#### Instruction:
Output the full listing word for word.

#### Material for this task:

----

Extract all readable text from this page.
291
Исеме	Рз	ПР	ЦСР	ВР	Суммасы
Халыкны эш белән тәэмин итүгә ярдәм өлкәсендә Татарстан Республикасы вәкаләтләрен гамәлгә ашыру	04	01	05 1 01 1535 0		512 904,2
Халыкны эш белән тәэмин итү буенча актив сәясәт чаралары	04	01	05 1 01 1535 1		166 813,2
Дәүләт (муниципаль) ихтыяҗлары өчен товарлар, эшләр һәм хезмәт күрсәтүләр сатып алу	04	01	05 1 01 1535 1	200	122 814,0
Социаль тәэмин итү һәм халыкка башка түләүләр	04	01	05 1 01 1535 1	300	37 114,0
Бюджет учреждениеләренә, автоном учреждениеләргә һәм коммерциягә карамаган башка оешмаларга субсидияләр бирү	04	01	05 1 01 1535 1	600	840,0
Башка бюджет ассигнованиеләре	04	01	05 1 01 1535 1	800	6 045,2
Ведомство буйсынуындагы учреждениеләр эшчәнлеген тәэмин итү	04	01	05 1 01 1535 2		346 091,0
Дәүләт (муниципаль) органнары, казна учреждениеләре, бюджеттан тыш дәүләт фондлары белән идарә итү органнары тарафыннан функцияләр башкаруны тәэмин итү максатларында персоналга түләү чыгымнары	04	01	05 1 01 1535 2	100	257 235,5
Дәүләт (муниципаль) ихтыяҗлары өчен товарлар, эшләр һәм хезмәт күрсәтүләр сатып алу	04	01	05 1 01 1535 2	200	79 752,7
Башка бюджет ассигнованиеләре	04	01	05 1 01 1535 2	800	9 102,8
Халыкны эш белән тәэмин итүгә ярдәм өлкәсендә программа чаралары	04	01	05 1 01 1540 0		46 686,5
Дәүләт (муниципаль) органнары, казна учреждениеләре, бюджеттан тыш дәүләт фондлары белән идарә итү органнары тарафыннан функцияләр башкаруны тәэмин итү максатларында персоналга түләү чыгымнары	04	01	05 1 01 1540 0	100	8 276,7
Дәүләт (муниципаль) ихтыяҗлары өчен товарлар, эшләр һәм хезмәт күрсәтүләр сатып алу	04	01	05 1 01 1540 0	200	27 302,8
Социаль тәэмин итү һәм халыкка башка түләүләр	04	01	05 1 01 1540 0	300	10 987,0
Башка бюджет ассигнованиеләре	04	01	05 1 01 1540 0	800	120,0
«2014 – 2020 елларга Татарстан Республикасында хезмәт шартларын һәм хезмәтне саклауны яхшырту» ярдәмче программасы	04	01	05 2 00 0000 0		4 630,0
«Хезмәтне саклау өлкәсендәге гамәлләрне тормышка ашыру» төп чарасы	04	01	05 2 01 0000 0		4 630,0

----

#### The completed task:
Extract all readable text from this page.
291
Исеме	Рз	ПР	ЦСР	ВР	Суммасы
Халыкны эш белән тәэмин итүгә ярдәм өлкәсендә Татарстан Республикасы вәкаләтләрен гамәлгә ашыру	04	01	05 1 01 1535 0		512 904,2
Халыкны эш белән тәэмин итү буенча актив сәясәт чаралары	04	01	05 1 01 1535 1		166 813,2
Дәүләт (муниципаль) ихтыяҗлары өчен товарлар, эшләр һәм хезмәт күрсәтүләр сатып алу	04	01	05 1 01 1535 1	200	122 814,0
Социаль тәэмин итү һәм халыкка башка түләүләр	04	01	05 1 01 1535 1	300	37 114,0
Бюджет учреждениеләренә, автоном учреждениеләргә һәм коммерциягә карамаган башка оешмаларга субсидияләр бирү	04	01	05 1 01 1535 1	600	840,0
Башка бюджет ассигнованиеләре	04	01	05 1 01 1535 1	800	6 045,2
Ведомство буйсынуындагы учреждениеләр эшчәнлеген тәэмин итү	04	01	05 1 01 1535 2		346 091,0
Дәүләт (муниципаль) органнары, казна учреждениеләре, бюджеттан тыш дәүләт фондлары белән идарә итү органнары тарафыннан функцияләр башкаруны тәэмин итү максатларында персоналга түләү чыгымнары	04	01	05 1 01 1535 2	100	257 235,5
Дәүләт (муниципаль) ихтыяҗлары өчен товарлар, эшләр һәм хезмәт күрсәтүләр сатып алу	04	01	05 1 01 1535 2	200	79 752,7
Башка бюджет ассигнованиеләре	04	01	05 1 01 1535 2	800	9 102,8
Халыкны эш белән тәэмин итүгә ярдәм өлкәсендә программа чаралары	04	01	05 1 01 1540 0		46 686,5
Дәүләт (муниципаль) органнары, казна учреждениеләре, бюджеттан тыш дәүләт фондлары белән идарә итү органнары тарафыннан функцияләр башкаруны тәэмин итү максатларында персоналга түләү чыгымнары	04	01	05 1 01 1540 0	100	8 276,7
Дәүләт (муниципаль) ихтыяҗлары өчен товарлар, эшләр һәм хезмәт күрсәтүләр сатып алу	04	01	05 1 01 1540 0	200	27 302,8
Социаль тәэмин итү һәм халыкка башка түләүләр	04	01	05 1 01 1540 0	300	10 987,0
Башка бюджет ассигнованиеләре	04	01	05 1 01 1540 0	800	120,0
«2014 – 2020 елларга Татарстан Республикасында хезмәт шартларын һәм хезмәтне саклауны яхшырту» ярдәмче программасы	04	01	05 2 00 0000 0		4 630,0
«Хезмәтне саклау өлкәсендәге гамәлләрне тормышка ашыру» төп чарасы	04	01	05 2 01 0000 0		4 630,0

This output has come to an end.